Your goal — Return the exact lines spanning from the line with "Decode this image" through the last line of the entries, boundaries included, and no others.
— Start of Material provided —
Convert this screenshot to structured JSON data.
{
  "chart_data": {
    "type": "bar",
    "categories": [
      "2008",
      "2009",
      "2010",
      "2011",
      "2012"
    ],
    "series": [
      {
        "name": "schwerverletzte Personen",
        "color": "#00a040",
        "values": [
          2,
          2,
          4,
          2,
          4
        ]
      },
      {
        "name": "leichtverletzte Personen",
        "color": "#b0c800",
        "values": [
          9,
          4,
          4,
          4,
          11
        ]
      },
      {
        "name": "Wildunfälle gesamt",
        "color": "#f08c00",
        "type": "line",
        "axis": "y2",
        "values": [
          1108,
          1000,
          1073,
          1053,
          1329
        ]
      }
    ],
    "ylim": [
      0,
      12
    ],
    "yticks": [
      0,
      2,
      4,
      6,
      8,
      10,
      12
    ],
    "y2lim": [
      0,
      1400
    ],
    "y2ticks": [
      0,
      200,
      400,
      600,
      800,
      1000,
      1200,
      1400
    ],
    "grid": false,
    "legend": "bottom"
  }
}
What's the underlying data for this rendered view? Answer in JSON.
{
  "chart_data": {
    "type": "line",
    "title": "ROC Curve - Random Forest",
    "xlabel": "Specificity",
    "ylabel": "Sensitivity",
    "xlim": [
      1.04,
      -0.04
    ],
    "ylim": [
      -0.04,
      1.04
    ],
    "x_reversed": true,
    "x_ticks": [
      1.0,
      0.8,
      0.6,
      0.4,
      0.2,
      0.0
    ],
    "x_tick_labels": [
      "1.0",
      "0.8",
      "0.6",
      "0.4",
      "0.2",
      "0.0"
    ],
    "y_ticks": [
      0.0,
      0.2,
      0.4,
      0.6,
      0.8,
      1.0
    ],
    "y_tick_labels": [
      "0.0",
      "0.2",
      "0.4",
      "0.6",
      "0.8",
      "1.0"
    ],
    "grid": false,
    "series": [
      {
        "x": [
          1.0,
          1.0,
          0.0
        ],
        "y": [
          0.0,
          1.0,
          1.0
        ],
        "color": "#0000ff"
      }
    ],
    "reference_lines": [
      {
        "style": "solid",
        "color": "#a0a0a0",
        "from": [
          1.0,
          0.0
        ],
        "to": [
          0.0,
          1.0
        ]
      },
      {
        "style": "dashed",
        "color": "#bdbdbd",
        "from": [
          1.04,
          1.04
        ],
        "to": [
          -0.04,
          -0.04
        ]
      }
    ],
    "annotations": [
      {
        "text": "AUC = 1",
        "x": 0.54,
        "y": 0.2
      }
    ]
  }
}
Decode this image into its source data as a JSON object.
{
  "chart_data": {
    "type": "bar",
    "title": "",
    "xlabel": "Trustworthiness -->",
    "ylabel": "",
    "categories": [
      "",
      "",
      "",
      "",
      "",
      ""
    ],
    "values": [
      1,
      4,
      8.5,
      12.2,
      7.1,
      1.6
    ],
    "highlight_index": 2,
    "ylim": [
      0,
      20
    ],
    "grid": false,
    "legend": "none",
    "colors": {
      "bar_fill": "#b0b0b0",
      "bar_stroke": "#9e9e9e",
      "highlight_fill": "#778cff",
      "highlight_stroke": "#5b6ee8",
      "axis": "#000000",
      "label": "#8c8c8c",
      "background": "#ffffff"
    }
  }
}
— End of Material provided —
Result of this task —
Decode this image into its source data as a JSON object.
{
  "chart_data": {
    "type": "bar",
    "title": "",
    "xlabel": "Trustworthiness -->",
    "ylabel": "",
    "categories": [
      "",
      "",
      "",
      "",
      "",
      ""
    ],
    "values": [
      1,
      4,
      8.5,
      12.2,
      7.1,
      1.6
    ],
    "highlight_index": 2,
    "ylim": [
      0,
      20
    ],
    "grid": false,
    "legend": "none",
    "colors": {
      "bar_fill": "#b0b0b0",
      "bar_stroke": "#9e9e9e",
      "highlight_fill": "#778cff",
      "highlight_stroke": "#5b6ee8",
      "axis": "#000000",
      "label": "#8c8c8c",
      "background": "#ffffff"
    }
  }
}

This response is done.